### PROBLEM DETAILS:
Search the records below for the word "Components". Pull out each line that has it.

-------------------------

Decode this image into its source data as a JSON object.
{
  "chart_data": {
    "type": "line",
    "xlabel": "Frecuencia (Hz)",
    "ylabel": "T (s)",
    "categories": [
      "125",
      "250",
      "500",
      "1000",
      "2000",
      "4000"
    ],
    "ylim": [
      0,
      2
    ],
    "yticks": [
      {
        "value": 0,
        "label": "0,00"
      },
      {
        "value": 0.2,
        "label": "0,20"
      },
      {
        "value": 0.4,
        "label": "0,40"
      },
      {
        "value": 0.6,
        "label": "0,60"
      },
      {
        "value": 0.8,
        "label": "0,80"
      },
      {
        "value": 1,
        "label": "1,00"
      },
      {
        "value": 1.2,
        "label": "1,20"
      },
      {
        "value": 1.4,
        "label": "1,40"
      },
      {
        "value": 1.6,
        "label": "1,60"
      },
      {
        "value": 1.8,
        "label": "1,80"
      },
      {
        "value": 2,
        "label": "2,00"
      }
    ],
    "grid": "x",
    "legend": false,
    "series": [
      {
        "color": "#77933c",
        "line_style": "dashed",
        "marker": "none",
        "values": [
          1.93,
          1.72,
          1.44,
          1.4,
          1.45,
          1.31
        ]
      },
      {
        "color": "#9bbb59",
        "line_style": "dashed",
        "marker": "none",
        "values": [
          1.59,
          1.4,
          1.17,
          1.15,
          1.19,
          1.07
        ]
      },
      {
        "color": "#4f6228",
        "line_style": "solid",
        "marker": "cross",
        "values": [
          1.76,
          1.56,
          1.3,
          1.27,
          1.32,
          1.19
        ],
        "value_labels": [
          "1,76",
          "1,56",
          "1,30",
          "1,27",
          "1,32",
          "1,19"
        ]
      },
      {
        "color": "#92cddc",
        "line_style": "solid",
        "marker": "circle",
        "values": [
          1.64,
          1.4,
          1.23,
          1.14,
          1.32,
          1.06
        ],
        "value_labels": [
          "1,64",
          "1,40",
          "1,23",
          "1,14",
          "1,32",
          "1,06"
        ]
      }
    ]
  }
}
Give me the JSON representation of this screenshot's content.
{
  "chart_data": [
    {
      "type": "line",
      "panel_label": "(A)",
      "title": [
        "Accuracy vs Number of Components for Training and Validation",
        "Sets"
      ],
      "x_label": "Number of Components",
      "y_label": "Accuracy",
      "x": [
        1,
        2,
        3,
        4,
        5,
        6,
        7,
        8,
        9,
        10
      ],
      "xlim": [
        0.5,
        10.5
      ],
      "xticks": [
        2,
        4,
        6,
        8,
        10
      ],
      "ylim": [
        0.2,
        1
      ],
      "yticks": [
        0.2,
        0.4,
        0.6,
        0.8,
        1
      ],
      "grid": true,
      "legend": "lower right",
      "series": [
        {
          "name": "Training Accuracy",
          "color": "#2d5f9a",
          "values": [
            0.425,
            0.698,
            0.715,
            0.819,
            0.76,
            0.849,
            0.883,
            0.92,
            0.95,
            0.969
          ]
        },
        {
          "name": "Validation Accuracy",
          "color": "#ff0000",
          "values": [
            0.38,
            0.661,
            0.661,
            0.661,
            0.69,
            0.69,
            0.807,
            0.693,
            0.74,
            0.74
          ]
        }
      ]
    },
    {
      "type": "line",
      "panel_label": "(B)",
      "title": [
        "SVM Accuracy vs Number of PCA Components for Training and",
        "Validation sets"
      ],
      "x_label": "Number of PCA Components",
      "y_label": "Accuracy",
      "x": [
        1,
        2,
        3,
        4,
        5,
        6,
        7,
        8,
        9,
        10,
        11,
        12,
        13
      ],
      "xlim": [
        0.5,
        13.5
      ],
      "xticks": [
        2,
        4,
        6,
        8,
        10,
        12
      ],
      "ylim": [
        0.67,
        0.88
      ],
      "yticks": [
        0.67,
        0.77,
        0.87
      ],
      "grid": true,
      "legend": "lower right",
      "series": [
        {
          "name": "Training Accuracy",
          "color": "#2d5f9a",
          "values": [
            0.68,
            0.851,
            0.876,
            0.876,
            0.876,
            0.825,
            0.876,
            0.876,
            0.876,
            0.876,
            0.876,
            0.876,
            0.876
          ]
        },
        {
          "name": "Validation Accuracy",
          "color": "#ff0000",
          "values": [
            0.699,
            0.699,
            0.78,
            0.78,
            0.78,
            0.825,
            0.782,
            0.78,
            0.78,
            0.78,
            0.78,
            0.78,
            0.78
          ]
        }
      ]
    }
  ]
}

-------------------------

### RESPONSE TO THE EXERCISE:
        "Accuracy vs Number of Components for Training and Validation",
      "x_label": "Number of Components",
        "SVM Accuracy vs Number of PCA Components for Training and",
      "x_label": "Number of PCA Components",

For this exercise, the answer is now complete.